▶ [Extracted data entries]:
— begin —

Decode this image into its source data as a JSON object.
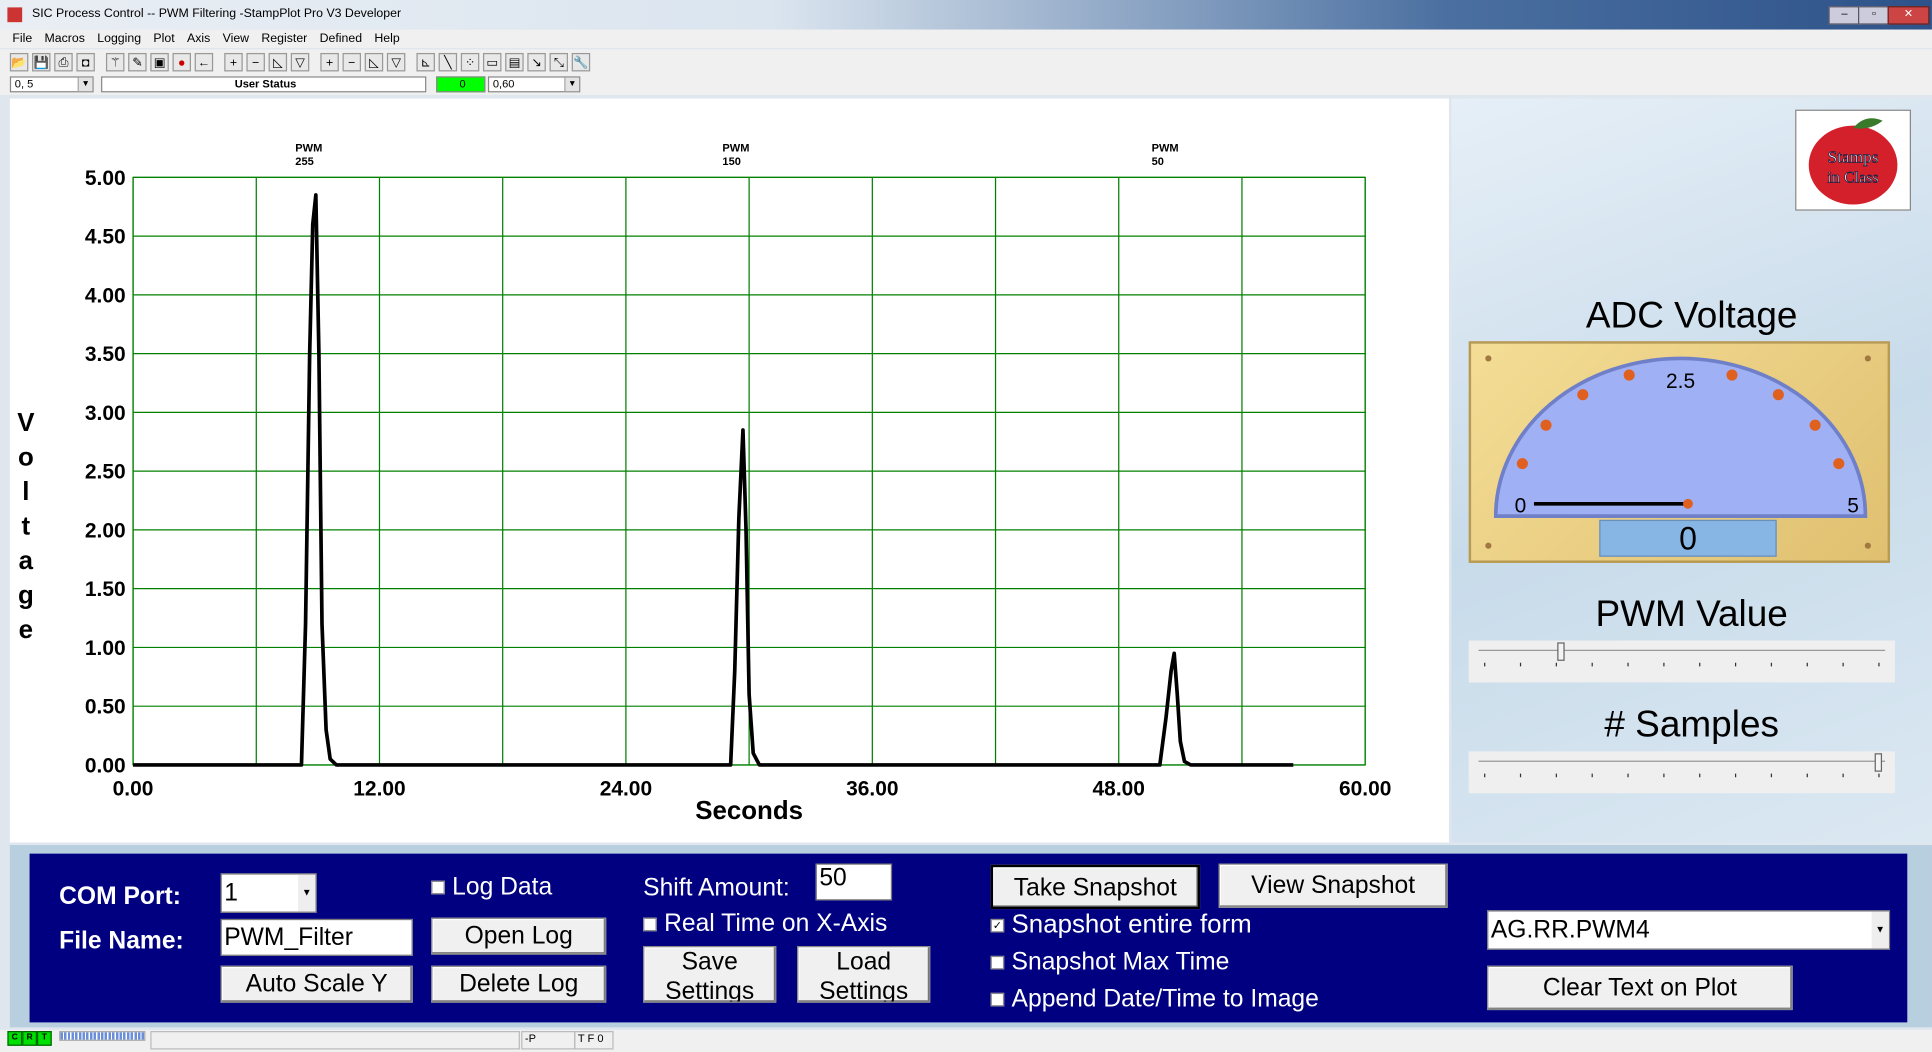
{
  "window": {
    "title": "SIC Process Control -- PWM Filtering  -StampPlot Pro V3 Developer"
  },
  "menu": [
    "File",
    "Macros",
    "Logging",
    "Plot",
    "Axis",
    "View",
    "Register",
    "Defined",
    "Help"
  ],
  "toolbar_icons": [
    "open-icon",
    "save-icon",
    "print-icon",
    "camera-icon",
    "wand-icon",
    "plot-icon",
    "monitor-icon",
    "stop-icon",
    "back-arrow-icon",
    "plus-icon",
    "minus-icon",
    "ruler-icon",
    "ruler-v-icon",
    "plus-icon",
    "minus-icon",
    "ruler-icon",
    "ruler-v-icon",
    "axis-icon",
    "pen-icon",
    "points-icon",
    "note-icon",
    "clipboard-icon",
    "pointer-icon",
    "graph-icon",
    "wrench-icon"
  ],
  "status_row": {
    "left_select": "0, 5",
    "user_status": "User Status",
    "indicator": "0",
    "right_select": "0,60",
    "indicator_color": "#00ff00"
  },
  "chart_data": {
    "type": "line",
    "xlabel": "Seconds",
    "ylabel": "Voltage",
    "xlim": [
      0,
      60
    ],
    "ylim": [
      0,
      5
    ],
    "x_ticks": [
      "0.00",
      "12.00",
      "24.00",
      "36.00",
      "48.00",
      "60.00"
    ],
    "y_ticks": [
      "0.00",
      "0.50",
      "1.00",
      "1.50",
      "2.00",
      "2.50",
      "3.00",
      "3.50",
      "4.00",
      "4.50",
      "5.00"
    ],
    "grid": true,
    "grid_color": "#008000",
    "line_color": "#000000",
    "annotations": [
      {
        "x": 8.5,
        "text": [
          "PWM",
          "255"
        ]
      },
      {
        "x": 29.3,
        "text": [
          "PWM",
          "150"
        ]
      },
      {
        "x": 50.2,
        "text": [
          "PWM",
          "50"
        ]
      }
    ],
    "points": [
      [
        0,
        0
      ],
      [
        8.2,
        0
      ],
      [
        8.4,
        1.2
      ],
      [
        8.6,
        3.5
      ],
      [
        8.75,
        4.6
      ],
      [
        8.9,
        4.85
      ],
      [
        9.05,
        3.5
      ],
      [
        9.2,
        1.2
      ],
      [
        9.4,
        0.3
      ],
      [
        9.6,
        0.05
      ],
      [
        9.9,
        0
      ],
      [
        29.1,
        0
      ],
      [
        29.3,
        0.8
      ],
      [
        29.5,
        2.1
      ],
      [
        29.7,
        2.85
      ],
      [
        29.85,
        2.0
      ],
      [
        30.0,
        0.6
      ],
      [
        30.2,
        0.1
      ],
      [
        30.5,
        0
      ],
      [
        50.0,
        0
      ],
      [
        50.3,
        0.4
      ],
      [
        50.55,
        0.8
      ],
      [
        50.7,
        0.95
      ],
      [
        50.85,
        0.6
      ],
      [
        51.0,
        0.2
      ],
      [
        51.2,
        0.03
      ],
      [
        51.5,
        0
      ],
      [
        56.5,
        0
      ]
    ]
  },
  "right": {
    "adc_title": "ADC Voltage",
    "gauge": {
      "min": "0",
      "mid": "2.5",
      "max": "5",
      "readout": "0",
      "value": 0
    },
    "pwm_title": "PWM Value",
    "pwm_fraction": 0.2,
    "samples_title": "# Samples",
    "samples_fraction": 1.0,
    "logo": "www.Stamps in Class .com"
  },
  "panel": {
    "com_label": "COM Port:",
    "com_value": "1",
    "file_label": "File Name:",
    "file_value": "PWM_Filter",
    "auto_scale": "Auto Scale Y",
    "log_data": "Log Data",
    "open_log": "Open Log",
    "delete_log": "Delete Log",
    "shift_label": "Shift Amount:",
    "shift_value": "50",
    "real_time": "Real Time on X-Axis",
    "save_settings": [
      "Save",
      "Settings"
    ],
    "load_settings": [
      "Load",
      "Settings"
    ],
    "take_snapshot": "Take Snapshot",
    "view_snapshot": "View Snapshot",
    "snap_entire": "Snapshot entire form",
    "snap_max": "Snapshot Max Time",
    "append_date": "Append Date/Time to Image",
    "macro_select": "AG.RR.PWM4",
    "clear_text": "Clear Text on Plot"
  },
  "statusbar": {
    "lights": [
      "C",
      "R",
      "T"
    ],
    "p": "-P",
    "tf": "T F 0"
  }
}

— end —

▶ [Problem requirements]: Do not include the images; transcribe the rest of the listing exactly.

▶ [Solved exercise]:
Decode this image into its source data as a JSON object.
{
  "window": {
    "title": "SIC Process Control -- PWM Filtering  -StampPlot Pro V3 Developer"
  },
  "menu": [
    "File",
    "Macros",
    "Logging",
    "Plot",
    "Axis",
    "View",
    "Register",
    "Defined",
    "Help"
  ],
  "toolbar_icons": [
    "open-icon",
    "save-icon",
    "print-icon",
    "camera-icon",
    "wand-icon",
    "plot-icon",
    "monitor-icon",
    "stop-icon",
    "back-arrow-icon",
    "plus-icon",
    "minus-icon",
    "ruler-icon",
    "ruler-v-icon",
    "plus-icon",
    "minus-icon",
    "ruler-icon",
    "ruler-v-icon",
    "axis-icon",
    "pen-icon",
    "points-icon",
    "note-icon",
    "clipboard-icon",
    "pointer-icon",
    "graph-icon",
    "wrench-icon"
  ],
  "status_row": {
    "left_select": "0, 5",
    "user_status": "User Status",
    "indicator": "0",
    "right_select": "0,60",
    "indicator_color": "#00ff00"
  },
  "chart_data": {
    "type": "line",
    "xlabel": "Seconds",
    "ylabel": "Voltage",
    "xlim": [
      0,
      60
    ],
    "ylim": [
      0,
      5
    ],
    "x_ticks": [
      "0.00",
      "12.00",
      "24.00",
      "36.00",
      "48.00",
      "60.00"
    ],
    "y_ticks": [
      "0.00",
      "0.50",
      "1.00",
      "1.50",
      "2.00",
      "2.50",
      "3.00",
      "3.50",
      "4.00",
      "4.50",
      "5.00"
    ],
    "grid": true,
    "grid_color": "#008000",
    "line_color": "#000000",
    "annotations": [
      {
        "x": 8.5,
        "text": [
          "PWM",
          "255"
        ]
      },
      {
        "x": 29.3,
        "text": [
          "PWM",
          "150"
        ]
      },
      {
        "x": 50.2,
        "text": [
          "PWM",
          "50"
        ]
      }
    ],
    "points": [
      [
        0,
        0
      ],
      [
        8.2,
        0
      ],
      [
        8.4,
        1.2
      ],
      [
        8.6,
        3.5
      ],
      [
        8.75,
        4.6
      ],
      [
        8.9,
        4.85
      ],
      [
        9.05,
        3.5
      ],
      [
        9.2,
        1.2
      ],
      [
        9.4,
        0.3
      ],
      [
        9.6,
        0.05
      ],
      [
        9.9,
        0
      ],
      [
        29.1,
        0
      ],
      [
        29.3,
        0.8
      ],
      [
        29.5,
        2.1
      ],
      [
        29.7,
        2.85
      ],
      [
        29.85,
        2.0
      ],
      [
        30.0,
        0.6
      ],
      [
        30.2,
        0.1
      ],
      [
        30.5,
        0
      ],
      [
        50.0,
        0
      ],
      [
        50.3,
        0.4
      ],
      [
        50.55,
        0.8
      ],
      [
        50.7,
        0.95
      ],
      [
        50.85,
        0.6
      ],
      [
        51.0,
        0.2
      ],
      [
        51.2,
        0.03
      ],
      [
        51.5,
        0
      ],
      [
        56.5,
        0
      ]
    ]
  },
  "right": {
    "adc_title": "ADC Voltage",
    "gauge": {
      "min": "0",
      "mid": "2.5",
      "max": "5",
      "readout": "0",
      "value": 0
    },
    "pwm_title": "PWM Value",
    "pwm_fraction": 0.2,
    "samples_title": "# Samples",
    "samples_fraction": 1.0,
    "logo": "www.Stamps in Class .com"
  },
  "panel": {
    "com_label": "COM Port:",
    "com_value": "1",
    "file_label": "File Name:",
    "file_value": "PWM_Filter",
    "auto_scale": "Auto Scale Y",
    "log_data": "Log Data",
    "open_log": "Open Log",
    "delete_log": "Delete Log",
    "shift_label": "Shift Amount:",
    "shift_value": "50",
    "real_time": "Real Time on X-Axis",
    "save_settings": [
      "Save",
      "Settings"
    ],
    "load_settings": [
      "Load",
      "Settings"
    ],
    "take_snapshot": "Take Snapshot",
    "view_snapshot": "View Snapshot",
    "snap_entire": "Snapshot entire form",
    "snap_max": "Snapshot Max Time",
    "append_date": "Append Date/Time to Image",
    "macro_select": "AG.RR.PWM4",
    "clear_text": "Clear Text on Plot"
  },
  "statusbar": {
    "lights": [
      "C",
      "R",
      "T"
    ],
    "p": "-P",
    "tf": "T F 0"
  }
}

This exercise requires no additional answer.